= MATERIAL FOR THE TASK =
........

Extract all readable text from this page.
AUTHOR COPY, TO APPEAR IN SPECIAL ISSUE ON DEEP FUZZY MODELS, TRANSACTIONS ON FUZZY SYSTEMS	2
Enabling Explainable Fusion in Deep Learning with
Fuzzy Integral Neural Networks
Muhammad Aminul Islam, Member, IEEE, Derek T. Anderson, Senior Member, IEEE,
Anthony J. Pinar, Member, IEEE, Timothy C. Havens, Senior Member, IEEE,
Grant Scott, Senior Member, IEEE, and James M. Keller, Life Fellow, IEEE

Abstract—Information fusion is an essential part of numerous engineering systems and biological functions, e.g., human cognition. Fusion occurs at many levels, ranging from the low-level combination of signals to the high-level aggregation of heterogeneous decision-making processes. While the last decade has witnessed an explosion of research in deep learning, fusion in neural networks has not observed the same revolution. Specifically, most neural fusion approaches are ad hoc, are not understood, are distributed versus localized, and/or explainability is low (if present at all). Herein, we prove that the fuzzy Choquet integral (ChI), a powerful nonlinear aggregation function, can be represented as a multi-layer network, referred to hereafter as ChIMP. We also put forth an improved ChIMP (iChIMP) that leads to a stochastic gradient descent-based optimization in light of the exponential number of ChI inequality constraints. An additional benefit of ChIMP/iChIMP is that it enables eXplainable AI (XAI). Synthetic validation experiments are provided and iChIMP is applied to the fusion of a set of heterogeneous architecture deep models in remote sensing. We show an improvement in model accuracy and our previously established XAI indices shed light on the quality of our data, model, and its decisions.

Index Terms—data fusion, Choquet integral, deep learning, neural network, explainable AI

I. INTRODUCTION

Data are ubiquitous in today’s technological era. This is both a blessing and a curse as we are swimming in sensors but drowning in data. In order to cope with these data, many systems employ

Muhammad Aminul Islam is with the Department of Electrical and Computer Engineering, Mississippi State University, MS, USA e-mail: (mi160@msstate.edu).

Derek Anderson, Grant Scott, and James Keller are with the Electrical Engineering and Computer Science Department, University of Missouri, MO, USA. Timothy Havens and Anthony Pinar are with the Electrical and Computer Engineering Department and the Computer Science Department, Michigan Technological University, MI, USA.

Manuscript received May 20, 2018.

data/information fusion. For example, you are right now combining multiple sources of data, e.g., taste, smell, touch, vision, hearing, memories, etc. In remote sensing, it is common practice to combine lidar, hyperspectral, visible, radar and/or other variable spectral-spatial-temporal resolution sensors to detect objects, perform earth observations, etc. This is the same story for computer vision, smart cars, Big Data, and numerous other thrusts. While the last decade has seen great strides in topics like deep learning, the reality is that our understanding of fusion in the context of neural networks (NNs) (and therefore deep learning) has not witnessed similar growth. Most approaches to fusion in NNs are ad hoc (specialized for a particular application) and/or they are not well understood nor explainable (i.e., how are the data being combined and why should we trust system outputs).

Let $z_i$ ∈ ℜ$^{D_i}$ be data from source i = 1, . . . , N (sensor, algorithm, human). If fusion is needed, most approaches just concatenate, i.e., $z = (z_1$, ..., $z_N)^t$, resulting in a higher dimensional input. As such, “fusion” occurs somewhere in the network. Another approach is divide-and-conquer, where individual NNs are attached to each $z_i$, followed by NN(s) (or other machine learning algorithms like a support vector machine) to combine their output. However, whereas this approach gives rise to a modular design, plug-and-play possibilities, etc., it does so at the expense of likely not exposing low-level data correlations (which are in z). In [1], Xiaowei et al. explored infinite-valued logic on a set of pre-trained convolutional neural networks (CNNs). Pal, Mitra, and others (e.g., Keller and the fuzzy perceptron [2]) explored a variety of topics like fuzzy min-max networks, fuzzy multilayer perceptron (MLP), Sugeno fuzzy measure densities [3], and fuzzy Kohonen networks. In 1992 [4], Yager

........

= TASK TO CARRY OUT =
All of the entries should be written out again exactly.

= TASK SOLUTION =
Extract all readable text from this page.
AUTHOR COPY, TO APPEAR IN SPECIAL ISSUE ON DEEP FUZZY MODELS, TRANSACTIONS ON FUZZY SYSTEMS	2
Enabling Explainable Fusion in Deep Learning with
Fuzzy Integral Neural Networks
Muhammad Aminul Islam, Member, IEEE, Derek T. Anderson, Senior Member, IEEE,
Anthony J. Pinar, Member, IEEE, Timothy C. Havens, Senior Member, IEEE,
Grant Scott, Senior Member, IEEE, and James M. Keller, Life Fellow, IEEE

Abstract—Information fusion is an essential part of numerous engineering systems and biological functions, e.g., human cognition. Fusion occurs at many levels, ranging from the low-level combination of signals to the high-level aggregation of heterogeneous decision-making processes. While the last decade has witnessed an explosion of research in deep learning, fusion in neural networks has not observed the same revolution. Specifically, most neural fusion approaches are ad hoc, are not understood, are distributed versus localized, and/or explainability is low (if present at all). Herein, we prove that the fuzzy Choquet integral (ChI), a powerful nonlinear aggregation function, can be represented as a multi-layer network, referred to hereafter as ChIMP. We also put forth an improved ChIMP (iChIMP) that leads to a stochastic gradient descent-based optimization in light of the exponential number of ChI inequality constraints. An additional benefit of ChIMP/iChIMP is that it enables eXplainable AI (XAI). Synthetic validation experiments are provided and iChIMP is applied to the fusion of a set of heterogeneous architecture deep models in remote sensing. We show an improvement in model accuracy and our previously established XAI indices shed light on the quality of our data, model, and its decisions.

Index Terms—data fusion, Choquet integral, deep learning, neural network, explainable AI

I. INTRODUCTION

Data are ubiquitous in today’s technological era. This is both a blessing and a curse as we are swimming in sensors but drowning in data. In order to cope with these data, many systems employ

Muhammad Aminul Islam is with the Department of Electrical and Computer Engineering, Mississippi State University, MS, USA e-mail: (mi160@msstate.edu).

Derek Anderson, Grant Scott, and James Keller are with the Electrical Engineering and Computer Science Department, University of Missouri, MO, USA. Timothy Havens and Anthony Pinar are with the Electrical and Computer Engineering Department and the Computer Science Department, Michigan Technological University, MI, USA.

Manuscript received May 20, 2018.

data/information fusion. For example, you are right now combining multiple sources of data, e.g., taste, smell, touch, vision, hearing, memories, etc. In remote sensing, it is common practice to combine lidar, hyperspectral, visible, radar and/or other variable spectral-spatial-temporal resolution sensors to detect objects, perform earth observations, etc. This is the same story for computer vision, smart cars, Big Data, and numerous other thrusts. While the last decade has seen great strides in topics like deep learning, the reality is that our understanding of fusion in the context of neural networks (NNs) (and therefore deep learning) has not witnessed similar growth. Most approaches to fusion in NNs are ad hoc (specialized for a particular application) and/or they are not well understood nor explainable (i.e., how are the data being combined and why should we trust system outputs).

Let $z_i$ ∈ ℜ$^{D_i}$ be data from source i = 1, . . . , N (sensor, algorithm, human). If fusion is needed, most approaches just concatenate, i.e., $z = (z_1$, ..., $z_N)^t$, resulting in a higher dimensional input. As such, “fusion” occurs somewhere in the network. Another approach is divide-and-conquer, where individual NNs are attached to each $z_i$, followed by NN(s) (or other machine learning algorithms like a support vector machine) to combine their output. However, whereas this approach gives rise to a modular design, plug-and-play possibilities, etc., it does so at the expense of likely not exposing low-level data correlations (which are in z). In [1], Xiaowei et al. explored infinite-valued logic on a set of pre-trained convolutional neural networks (CNNs). Pal, Mitra, and others (e.g., Keller and the fuzzy perceptron [2]) explored a variety of topics like fuzzy min-max networks, fuzzy multilayer perceptron (MLP), Sugeno fuzzy measure densities [3], and fuzzy Kohonen networks. In 1992 [4], Yager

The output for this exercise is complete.